* [GIVEN EXERCISE]: Gather every line holding the string "true".

* [DATASET RECORDS]:
◇ ◇ ◇
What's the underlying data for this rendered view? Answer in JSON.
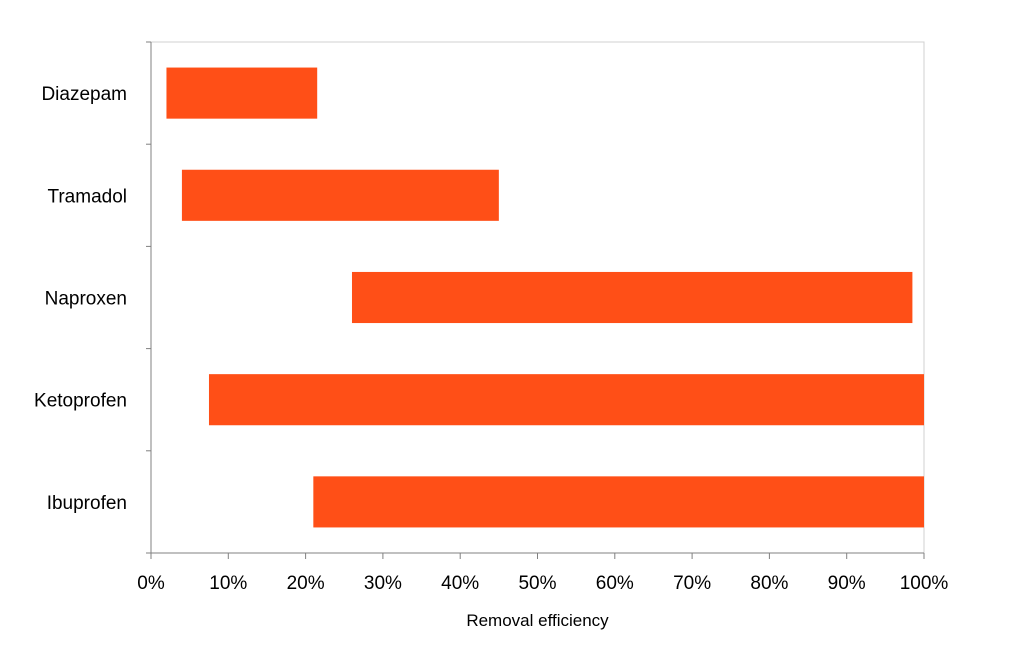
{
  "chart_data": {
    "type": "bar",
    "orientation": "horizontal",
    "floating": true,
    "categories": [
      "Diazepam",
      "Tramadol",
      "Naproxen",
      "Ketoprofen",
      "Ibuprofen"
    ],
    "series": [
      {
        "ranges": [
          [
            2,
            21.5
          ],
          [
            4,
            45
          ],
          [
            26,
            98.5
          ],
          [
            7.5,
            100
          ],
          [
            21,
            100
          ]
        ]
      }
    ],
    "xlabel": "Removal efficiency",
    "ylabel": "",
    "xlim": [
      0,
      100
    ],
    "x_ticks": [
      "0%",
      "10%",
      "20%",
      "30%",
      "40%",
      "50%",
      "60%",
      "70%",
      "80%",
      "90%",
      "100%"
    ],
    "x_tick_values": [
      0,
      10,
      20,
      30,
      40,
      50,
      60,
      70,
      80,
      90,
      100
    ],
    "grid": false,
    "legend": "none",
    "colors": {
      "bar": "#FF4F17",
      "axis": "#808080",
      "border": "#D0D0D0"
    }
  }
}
◇ ◇ ◇
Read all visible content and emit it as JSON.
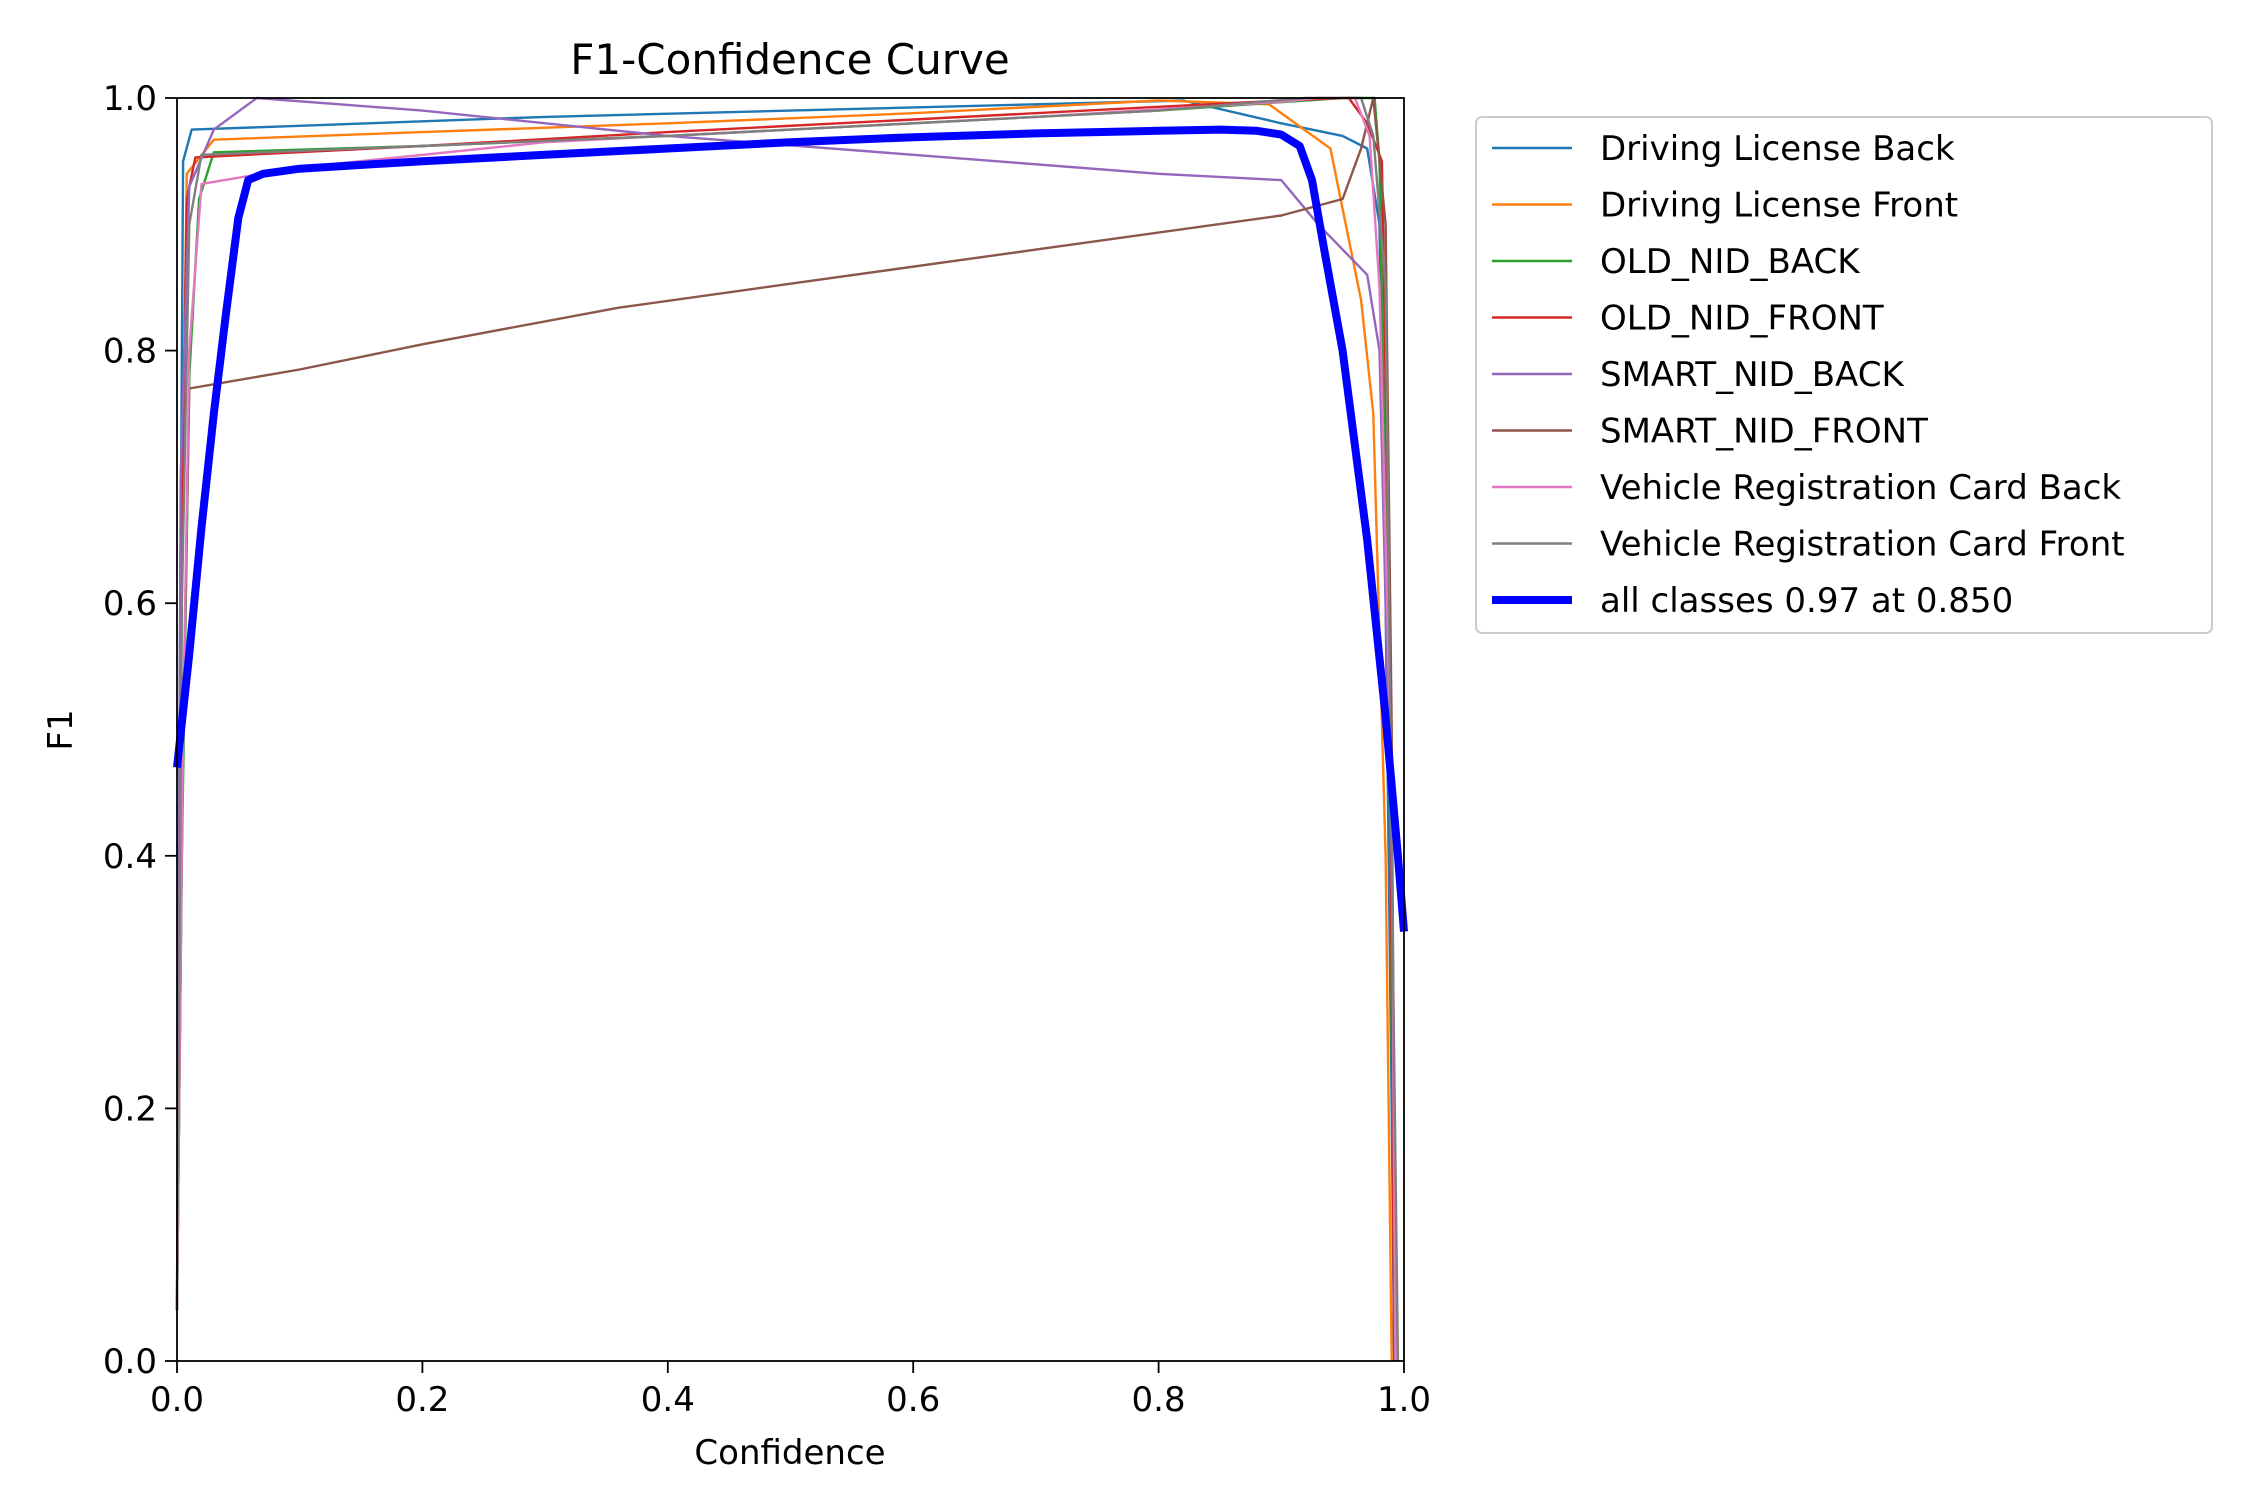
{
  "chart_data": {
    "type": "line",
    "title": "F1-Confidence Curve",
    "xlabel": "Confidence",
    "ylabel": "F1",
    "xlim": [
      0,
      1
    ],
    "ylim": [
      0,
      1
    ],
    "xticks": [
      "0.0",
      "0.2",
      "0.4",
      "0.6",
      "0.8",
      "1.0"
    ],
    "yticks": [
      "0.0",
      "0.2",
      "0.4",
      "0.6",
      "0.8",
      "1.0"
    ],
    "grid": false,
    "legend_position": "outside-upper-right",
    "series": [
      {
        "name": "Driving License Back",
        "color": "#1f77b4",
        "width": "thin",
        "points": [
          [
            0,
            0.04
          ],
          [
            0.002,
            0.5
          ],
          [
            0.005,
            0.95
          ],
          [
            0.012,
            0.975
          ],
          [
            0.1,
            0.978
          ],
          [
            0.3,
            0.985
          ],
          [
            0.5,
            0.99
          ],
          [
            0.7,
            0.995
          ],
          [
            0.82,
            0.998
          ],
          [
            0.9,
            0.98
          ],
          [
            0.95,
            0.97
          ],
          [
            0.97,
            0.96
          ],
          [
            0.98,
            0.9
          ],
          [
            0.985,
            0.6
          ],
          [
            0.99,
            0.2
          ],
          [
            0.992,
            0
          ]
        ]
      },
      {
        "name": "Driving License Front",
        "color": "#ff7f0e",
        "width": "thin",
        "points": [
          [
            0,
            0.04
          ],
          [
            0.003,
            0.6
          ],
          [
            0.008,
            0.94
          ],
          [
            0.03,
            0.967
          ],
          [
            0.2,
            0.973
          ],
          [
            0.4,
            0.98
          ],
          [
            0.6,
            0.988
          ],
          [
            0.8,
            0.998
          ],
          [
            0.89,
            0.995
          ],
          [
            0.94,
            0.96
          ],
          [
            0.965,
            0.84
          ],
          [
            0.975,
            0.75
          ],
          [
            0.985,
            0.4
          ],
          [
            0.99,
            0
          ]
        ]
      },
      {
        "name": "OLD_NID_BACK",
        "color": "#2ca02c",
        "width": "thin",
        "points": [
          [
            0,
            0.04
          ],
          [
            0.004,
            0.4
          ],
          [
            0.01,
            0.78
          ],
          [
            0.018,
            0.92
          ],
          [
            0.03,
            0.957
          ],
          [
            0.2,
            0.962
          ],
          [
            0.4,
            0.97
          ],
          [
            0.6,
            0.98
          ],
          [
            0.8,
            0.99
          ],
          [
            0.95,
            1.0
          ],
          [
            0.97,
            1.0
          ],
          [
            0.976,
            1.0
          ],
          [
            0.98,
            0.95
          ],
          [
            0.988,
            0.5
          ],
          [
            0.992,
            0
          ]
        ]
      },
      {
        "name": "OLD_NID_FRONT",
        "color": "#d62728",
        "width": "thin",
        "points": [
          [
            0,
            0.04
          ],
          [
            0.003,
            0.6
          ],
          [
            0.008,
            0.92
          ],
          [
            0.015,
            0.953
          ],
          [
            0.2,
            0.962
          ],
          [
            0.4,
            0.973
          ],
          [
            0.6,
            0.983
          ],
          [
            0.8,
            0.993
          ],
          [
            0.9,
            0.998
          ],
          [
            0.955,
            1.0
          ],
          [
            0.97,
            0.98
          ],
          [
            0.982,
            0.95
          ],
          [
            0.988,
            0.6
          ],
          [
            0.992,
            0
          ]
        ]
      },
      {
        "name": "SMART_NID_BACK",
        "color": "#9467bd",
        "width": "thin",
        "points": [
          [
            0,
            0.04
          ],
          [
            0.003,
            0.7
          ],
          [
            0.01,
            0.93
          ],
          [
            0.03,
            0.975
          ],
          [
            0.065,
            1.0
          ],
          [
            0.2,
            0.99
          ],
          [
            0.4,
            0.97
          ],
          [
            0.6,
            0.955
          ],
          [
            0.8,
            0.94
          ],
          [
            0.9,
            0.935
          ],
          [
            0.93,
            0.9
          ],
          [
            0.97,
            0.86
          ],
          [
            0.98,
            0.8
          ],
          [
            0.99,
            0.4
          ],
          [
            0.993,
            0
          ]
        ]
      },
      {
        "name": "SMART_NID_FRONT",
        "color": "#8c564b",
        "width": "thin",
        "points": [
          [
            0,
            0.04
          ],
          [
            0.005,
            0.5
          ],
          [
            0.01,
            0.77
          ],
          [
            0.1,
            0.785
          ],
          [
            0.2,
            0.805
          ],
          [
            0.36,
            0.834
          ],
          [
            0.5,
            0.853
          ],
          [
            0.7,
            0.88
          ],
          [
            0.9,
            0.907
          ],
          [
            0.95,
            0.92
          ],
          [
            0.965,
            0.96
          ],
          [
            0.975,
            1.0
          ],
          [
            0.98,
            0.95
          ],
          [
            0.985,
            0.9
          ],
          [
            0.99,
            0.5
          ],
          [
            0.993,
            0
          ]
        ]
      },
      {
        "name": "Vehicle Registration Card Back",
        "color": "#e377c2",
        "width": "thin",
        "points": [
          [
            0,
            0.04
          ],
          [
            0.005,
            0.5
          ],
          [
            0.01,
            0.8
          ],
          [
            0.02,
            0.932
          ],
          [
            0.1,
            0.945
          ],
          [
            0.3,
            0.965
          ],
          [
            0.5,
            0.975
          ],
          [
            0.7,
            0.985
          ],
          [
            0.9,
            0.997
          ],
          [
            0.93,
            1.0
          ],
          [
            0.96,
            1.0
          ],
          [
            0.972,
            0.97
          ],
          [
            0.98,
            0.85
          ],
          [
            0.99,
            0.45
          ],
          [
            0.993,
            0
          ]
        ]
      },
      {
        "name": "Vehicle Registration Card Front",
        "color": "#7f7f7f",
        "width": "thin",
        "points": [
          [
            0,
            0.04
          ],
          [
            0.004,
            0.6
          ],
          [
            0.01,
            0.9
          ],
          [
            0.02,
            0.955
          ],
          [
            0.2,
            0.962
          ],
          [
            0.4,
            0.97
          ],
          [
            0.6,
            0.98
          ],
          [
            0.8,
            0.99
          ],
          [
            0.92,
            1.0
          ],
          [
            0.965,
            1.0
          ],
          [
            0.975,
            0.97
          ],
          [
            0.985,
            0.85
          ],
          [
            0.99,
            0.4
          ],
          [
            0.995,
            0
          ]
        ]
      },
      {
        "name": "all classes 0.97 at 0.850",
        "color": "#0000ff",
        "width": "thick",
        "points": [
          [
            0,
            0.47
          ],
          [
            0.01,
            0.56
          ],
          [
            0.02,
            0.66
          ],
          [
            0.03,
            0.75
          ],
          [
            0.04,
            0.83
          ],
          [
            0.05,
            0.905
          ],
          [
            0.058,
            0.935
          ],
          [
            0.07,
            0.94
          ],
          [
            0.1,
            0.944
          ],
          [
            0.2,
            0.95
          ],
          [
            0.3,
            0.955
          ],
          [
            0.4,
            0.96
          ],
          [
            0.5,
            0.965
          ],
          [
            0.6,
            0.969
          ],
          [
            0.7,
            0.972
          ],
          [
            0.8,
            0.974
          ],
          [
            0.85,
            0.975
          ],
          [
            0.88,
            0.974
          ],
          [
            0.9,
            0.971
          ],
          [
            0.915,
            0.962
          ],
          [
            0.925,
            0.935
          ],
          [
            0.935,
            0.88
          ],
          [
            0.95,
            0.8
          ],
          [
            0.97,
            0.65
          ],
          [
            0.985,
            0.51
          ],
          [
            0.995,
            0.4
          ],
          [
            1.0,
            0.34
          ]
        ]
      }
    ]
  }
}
◇ ◇ ◇
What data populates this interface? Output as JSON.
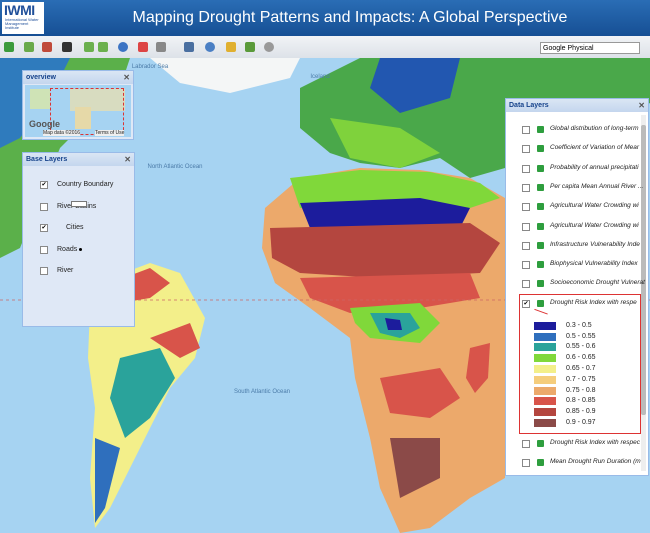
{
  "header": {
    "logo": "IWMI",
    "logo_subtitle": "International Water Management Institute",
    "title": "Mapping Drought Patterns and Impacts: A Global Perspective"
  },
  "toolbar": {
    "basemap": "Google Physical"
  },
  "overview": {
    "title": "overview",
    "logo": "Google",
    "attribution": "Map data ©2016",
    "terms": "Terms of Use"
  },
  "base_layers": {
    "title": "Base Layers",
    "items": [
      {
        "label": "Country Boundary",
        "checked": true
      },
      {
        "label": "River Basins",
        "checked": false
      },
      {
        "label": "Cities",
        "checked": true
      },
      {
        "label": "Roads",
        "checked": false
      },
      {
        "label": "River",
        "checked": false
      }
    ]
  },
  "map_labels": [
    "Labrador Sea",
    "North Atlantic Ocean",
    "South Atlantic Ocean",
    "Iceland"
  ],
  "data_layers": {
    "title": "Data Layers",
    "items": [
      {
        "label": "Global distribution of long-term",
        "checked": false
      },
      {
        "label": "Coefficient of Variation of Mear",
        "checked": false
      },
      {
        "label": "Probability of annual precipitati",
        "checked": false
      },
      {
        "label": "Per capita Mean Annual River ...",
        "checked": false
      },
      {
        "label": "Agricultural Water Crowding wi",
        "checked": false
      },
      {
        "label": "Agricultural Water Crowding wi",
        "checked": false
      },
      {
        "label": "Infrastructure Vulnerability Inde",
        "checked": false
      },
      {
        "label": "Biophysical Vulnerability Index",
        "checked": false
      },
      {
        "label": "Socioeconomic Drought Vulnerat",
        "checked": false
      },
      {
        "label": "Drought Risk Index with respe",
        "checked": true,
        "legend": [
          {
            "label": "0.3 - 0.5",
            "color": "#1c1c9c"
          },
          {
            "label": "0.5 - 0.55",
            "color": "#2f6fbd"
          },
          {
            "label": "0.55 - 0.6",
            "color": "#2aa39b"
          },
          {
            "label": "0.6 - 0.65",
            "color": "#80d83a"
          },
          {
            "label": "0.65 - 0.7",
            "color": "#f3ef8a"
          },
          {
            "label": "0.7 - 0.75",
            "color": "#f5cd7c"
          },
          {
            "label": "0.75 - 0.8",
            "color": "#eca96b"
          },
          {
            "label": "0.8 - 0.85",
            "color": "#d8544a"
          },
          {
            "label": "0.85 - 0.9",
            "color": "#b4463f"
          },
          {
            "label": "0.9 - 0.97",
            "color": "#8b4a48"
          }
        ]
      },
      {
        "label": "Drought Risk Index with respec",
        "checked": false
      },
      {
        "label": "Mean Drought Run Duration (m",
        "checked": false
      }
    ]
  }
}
◇ ◇ ◇
* [ANSWER IN FULL]:
    "floating": true,
        "checked": true
        "checked": true
        "checked": true,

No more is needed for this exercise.